→ **THE EXERCISE**: Locate the word "стра" in the entries below, then gather every line that holds it.

→ **Source records**:
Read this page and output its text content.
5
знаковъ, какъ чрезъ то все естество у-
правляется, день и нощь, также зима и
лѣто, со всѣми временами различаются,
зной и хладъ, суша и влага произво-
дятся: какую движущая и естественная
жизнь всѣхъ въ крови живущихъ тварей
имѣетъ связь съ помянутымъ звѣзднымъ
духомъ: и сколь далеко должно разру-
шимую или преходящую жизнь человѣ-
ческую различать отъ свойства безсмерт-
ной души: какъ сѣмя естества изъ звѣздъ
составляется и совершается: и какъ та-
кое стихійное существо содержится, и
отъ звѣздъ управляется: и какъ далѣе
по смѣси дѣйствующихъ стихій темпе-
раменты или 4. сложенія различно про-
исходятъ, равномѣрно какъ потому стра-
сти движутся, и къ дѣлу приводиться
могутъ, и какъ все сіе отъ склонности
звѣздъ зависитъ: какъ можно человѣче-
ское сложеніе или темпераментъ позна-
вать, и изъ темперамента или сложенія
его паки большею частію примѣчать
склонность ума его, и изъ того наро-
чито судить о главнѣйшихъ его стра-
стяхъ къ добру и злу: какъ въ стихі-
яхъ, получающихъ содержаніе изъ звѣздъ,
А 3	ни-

→ **TASK RESULT**:
исходятъ, равномѣрно какъ потому стра-
чито судить о главнѣйшихъ его стра-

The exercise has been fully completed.